GIVEN DATA:

------------------------------------

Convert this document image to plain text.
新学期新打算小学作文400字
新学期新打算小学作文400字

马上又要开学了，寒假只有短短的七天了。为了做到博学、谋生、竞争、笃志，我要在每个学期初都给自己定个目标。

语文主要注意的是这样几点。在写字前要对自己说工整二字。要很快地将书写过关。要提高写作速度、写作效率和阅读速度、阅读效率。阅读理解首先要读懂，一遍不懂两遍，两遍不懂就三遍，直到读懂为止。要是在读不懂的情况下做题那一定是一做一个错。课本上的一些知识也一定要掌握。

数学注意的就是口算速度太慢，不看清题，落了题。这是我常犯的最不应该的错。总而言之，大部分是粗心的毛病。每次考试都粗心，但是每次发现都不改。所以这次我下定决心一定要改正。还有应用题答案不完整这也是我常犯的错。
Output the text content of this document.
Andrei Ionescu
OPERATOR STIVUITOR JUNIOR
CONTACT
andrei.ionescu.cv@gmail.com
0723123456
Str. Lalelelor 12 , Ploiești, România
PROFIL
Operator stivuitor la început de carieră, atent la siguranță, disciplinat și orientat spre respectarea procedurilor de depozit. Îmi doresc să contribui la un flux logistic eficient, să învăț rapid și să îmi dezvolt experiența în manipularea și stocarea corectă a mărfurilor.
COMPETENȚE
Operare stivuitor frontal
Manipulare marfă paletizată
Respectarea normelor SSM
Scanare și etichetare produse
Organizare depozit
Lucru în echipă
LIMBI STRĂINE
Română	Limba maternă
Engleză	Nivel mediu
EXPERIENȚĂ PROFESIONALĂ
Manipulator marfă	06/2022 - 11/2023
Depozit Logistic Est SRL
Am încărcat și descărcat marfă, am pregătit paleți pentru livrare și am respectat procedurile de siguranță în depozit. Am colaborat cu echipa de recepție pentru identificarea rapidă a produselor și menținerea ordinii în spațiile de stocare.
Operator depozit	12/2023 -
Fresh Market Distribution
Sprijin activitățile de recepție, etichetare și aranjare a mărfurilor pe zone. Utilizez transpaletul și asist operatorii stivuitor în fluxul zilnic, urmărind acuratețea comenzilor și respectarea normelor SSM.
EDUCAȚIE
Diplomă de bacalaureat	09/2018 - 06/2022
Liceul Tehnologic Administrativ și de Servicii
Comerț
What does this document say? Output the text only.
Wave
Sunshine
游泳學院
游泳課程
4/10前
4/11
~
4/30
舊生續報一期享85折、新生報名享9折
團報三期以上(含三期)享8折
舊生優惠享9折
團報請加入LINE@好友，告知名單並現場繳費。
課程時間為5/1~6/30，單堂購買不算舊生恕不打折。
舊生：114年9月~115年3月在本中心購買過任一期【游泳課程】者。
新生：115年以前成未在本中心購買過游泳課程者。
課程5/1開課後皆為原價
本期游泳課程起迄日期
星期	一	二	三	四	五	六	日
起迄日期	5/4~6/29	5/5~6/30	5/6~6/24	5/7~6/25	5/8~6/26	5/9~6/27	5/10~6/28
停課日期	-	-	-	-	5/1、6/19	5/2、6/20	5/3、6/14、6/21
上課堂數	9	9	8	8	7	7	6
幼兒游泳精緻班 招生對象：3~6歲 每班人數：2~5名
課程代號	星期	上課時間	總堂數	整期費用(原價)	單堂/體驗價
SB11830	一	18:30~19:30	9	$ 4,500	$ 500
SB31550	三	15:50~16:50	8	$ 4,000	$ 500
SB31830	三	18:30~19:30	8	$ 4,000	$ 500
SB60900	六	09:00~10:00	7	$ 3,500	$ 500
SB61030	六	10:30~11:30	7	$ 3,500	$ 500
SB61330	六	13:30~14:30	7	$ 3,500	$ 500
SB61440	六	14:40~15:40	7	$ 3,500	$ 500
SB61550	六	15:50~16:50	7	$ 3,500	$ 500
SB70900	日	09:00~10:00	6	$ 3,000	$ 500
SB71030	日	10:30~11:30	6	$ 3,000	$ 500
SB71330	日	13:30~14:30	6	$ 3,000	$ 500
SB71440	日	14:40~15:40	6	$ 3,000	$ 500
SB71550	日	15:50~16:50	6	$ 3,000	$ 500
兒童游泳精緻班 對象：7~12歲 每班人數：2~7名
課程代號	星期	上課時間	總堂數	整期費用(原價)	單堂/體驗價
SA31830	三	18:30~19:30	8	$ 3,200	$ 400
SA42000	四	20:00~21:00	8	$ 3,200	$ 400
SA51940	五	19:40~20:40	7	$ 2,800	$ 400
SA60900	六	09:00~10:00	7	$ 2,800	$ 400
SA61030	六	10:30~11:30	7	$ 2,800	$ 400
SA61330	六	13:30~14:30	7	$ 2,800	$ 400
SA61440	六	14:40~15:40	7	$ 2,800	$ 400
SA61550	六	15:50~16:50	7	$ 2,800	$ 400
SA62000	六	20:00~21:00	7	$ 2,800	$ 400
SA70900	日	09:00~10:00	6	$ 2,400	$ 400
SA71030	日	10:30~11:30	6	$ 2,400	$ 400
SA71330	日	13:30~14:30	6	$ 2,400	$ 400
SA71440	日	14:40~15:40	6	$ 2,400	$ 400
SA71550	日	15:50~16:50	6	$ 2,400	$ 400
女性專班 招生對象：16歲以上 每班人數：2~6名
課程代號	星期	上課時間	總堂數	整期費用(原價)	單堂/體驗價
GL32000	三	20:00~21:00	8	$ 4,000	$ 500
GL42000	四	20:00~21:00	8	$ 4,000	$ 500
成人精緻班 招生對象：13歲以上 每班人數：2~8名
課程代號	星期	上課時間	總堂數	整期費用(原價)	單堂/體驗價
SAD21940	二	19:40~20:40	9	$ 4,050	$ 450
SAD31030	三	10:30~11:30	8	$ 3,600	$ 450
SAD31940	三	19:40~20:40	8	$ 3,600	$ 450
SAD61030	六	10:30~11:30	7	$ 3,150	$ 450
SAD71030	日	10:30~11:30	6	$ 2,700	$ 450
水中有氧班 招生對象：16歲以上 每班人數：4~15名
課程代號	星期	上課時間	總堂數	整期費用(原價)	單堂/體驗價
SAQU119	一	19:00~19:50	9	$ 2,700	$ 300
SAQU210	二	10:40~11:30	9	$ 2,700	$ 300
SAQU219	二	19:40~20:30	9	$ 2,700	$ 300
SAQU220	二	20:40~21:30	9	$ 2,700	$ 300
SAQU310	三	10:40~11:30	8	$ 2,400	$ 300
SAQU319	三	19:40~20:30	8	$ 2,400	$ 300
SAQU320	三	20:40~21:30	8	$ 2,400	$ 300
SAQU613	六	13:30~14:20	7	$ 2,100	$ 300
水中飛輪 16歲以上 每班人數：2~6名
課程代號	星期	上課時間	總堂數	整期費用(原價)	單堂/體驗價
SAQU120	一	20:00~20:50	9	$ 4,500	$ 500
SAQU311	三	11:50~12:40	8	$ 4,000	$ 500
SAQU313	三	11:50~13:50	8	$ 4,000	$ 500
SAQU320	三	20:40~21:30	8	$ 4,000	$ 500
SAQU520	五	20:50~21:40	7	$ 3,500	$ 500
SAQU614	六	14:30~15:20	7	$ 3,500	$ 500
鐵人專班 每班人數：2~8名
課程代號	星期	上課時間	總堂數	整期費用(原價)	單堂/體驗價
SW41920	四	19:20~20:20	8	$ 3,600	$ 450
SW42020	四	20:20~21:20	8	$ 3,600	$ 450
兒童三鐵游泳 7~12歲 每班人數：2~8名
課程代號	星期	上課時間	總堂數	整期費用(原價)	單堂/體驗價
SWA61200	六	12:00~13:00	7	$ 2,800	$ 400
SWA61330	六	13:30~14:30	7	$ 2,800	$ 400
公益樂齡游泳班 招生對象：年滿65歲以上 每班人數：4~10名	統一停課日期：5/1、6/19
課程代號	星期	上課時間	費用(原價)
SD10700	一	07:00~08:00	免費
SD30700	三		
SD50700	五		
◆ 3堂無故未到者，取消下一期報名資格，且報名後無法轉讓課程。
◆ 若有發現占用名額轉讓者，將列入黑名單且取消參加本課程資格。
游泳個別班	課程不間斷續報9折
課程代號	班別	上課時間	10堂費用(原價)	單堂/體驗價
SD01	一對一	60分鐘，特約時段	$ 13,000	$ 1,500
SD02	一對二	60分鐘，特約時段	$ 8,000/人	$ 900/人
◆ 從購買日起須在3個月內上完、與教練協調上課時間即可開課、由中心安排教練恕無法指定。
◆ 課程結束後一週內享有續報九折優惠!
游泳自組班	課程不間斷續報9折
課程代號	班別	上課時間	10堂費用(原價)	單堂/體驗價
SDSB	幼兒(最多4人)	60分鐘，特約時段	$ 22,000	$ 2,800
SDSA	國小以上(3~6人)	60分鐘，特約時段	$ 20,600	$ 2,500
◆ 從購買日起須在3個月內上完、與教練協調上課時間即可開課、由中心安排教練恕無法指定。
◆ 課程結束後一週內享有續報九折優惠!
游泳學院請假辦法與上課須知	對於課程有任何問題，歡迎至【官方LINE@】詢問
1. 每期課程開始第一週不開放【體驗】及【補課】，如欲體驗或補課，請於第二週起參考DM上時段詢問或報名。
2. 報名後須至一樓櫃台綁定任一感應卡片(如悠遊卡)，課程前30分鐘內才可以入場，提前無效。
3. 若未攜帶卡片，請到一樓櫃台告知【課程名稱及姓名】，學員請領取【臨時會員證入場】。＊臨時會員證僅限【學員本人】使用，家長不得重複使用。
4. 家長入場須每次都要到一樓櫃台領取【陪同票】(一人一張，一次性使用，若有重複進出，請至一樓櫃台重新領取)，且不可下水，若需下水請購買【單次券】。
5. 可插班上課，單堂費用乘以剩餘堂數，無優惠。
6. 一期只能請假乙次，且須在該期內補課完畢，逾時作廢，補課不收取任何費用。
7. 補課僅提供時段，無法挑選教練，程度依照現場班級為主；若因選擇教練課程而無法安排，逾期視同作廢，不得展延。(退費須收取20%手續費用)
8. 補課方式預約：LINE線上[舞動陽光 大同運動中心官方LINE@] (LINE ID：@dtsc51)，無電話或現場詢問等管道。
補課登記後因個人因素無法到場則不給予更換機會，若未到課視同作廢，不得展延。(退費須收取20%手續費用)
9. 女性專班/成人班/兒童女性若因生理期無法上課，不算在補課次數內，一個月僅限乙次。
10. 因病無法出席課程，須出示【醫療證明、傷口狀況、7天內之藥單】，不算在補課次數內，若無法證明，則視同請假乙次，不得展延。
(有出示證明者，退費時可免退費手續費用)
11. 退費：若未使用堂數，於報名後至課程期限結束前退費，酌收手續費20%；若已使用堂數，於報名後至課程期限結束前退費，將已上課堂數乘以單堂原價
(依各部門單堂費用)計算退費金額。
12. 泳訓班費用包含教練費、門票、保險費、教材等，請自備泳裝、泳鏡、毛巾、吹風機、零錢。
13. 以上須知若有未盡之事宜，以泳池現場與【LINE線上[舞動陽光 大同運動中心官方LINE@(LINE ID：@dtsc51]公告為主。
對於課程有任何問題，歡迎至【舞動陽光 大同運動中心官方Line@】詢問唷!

------------------------------------

Count each line where the string "document" occurs, and write only the number.

3